Render the lines starting at the first one and ending at the line that contains "new-zealand-outline xyxy=(862,1170,891,1226)", both included, as a Markdown table with the columns "Number" and "Text", skipping any blank lines.

··· The records

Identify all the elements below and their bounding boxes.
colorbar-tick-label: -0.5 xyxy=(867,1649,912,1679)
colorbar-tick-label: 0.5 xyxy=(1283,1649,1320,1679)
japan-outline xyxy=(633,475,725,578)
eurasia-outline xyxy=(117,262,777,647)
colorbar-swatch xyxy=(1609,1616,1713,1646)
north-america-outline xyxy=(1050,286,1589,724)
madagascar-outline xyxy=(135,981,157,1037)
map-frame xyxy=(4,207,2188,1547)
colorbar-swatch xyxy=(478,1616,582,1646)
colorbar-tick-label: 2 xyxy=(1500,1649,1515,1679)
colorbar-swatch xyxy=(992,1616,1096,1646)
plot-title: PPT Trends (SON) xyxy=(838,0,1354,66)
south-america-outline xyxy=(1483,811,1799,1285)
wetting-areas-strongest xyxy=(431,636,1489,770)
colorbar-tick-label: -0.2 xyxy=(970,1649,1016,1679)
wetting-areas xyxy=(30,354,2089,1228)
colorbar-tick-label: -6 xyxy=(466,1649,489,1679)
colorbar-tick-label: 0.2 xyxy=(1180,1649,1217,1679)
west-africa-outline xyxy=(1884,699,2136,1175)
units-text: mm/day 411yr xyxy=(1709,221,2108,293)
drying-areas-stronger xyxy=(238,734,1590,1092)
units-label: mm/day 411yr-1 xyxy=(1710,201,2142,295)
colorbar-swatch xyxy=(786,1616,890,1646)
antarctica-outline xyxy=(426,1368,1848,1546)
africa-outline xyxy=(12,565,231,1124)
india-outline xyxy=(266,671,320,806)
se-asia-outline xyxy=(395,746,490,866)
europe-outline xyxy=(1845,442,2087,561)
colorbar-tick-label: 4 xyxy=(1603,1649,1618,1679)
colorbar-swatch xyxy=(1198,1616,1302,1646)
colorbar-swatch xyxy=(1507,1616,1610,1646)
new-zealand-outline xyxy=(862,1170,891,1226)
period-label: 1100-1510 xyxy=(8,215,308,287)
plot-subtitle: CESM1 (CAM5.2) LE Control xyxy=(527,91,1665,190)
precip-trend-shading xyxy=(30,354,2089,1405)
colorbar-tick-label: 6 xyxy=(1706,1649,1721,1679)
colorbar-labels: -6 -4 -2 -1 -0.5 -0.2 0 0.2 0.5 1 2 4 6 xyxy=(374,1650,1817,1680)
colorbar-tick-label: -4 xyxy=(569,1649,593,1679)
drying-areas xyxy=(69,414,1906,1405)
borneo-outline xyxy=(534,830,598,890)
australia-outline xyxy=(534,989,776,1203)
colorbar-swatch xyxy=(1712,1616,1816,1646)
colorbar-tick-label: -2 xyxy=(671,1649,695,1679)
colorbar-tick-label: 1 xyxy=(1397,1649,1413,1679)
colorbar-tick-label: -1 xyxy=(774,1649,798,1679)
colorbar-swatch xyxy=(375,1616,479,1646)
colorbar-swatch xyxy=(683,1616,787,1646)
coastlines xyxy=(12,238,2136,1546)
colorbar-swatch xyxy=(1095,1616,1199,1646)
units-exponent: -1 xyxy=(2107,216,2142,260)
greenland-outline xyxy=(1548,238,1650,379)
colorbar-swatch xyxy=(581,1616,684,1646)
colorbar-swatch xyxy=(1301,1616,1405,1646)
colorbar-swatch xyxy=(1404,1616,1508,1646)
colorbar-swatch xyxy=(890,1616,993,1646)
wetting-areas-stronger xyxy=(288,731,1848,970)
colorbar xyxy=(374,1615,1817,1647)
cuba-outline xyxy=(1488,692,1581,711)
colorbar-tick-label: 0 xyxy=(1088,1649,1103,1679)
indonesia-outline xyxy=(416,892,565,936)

······

• _Exercise result_
| Number | Text |
|---|---|
| 1 | Identify all the elements below and their bounding boxes. |
| 2 | colorbar-tick-label: -0.5 xyxy=(867,1649,912,1679) |
| 3 | colorbar-tick-label: 0.5 xyxy=(1283,1649,1320,1679) |
| 4 | japan-outline xyxy=(633,475,725,578) |
| 5 | eurasia-outline xyxy=(117,262,777,647) |
| 6 | colorbar-swatch xyxy=(1609,1616,1713,1646) |
| 7 | north-america-outline xyxy=(1050,286,1589,724) |
| 8 | madagascar-outline xyxy=(135,981,157,1037) |
| 9 | map-frame xyxy=(4,207,2188,1547) |
| 10 | colorbar-swatch xyxy=(478,1616,582,1646) |
| 11 | colorbar-tick-label: 2 xyxy=(1500,1649,1515,1679) |
| 12 | colorbar-swatch xyxy=(992,1616,1096,1646) |
| 13 | plot-title: PPT Trends (SON) xyxy=(838,0,1354,66) |
| 14 | south-america-outline xyxy=(1483,811,1799,1285) |
| 15 | wetting-areas-strongest xyxy=(431,636,1489,770) |
| 16 | colorbar-tick-label: -0.2 xyxy=(970,1649,1016,1679) |
| 17 | wetting-areas xyxy=(30,354,2089,1228) |
| 18 | colorbar-tick-label: -6 xyxy=(466,1649,489,1679) |
| 19 | colorbar-tick-label: 0.2 xyxy=(1180,1649,1217,1679) |
| 20 | west-africa-outline xyxy=(1884,699,2136,1175) |
| 21 | units-text: mm/day 411yr xyxy=(1709,221,2108,293) |
| 22 | drying-areas-stronger xyxy=(238,734,1590,1092) |
| 23 | units-label: mm/day 411yr-1 xyxy=(1710,201,2142,295) |
| 24 | colorbar-swatch xyxy=(786,1616,890,1646) |
| 25 | antarctica-outline xyxy=(426,1368,1848,1546) |
| 26 | africa-outline xyxy=(12,565,231,1124) |
| 27 | india-outline xyxy=(266,671,320,806) |
| 28 | se-asia-outline xyxy=(395,746,490,866) |
| 29 | europe-outline xyxy=(1845,442,2087,561) |
| 30 | colorbar-tick-label: 4 xyxy=(1603,1649,1618,1679) |
| 31 | colorbar-swatch xyxy=(1198,1616,1302,1646) |
| 32 | colorbar-swatch xyxy=(1507,1616,1610,1646) |
| 33 | new-zealand-outline xyxy=(862,1170,891,1226) |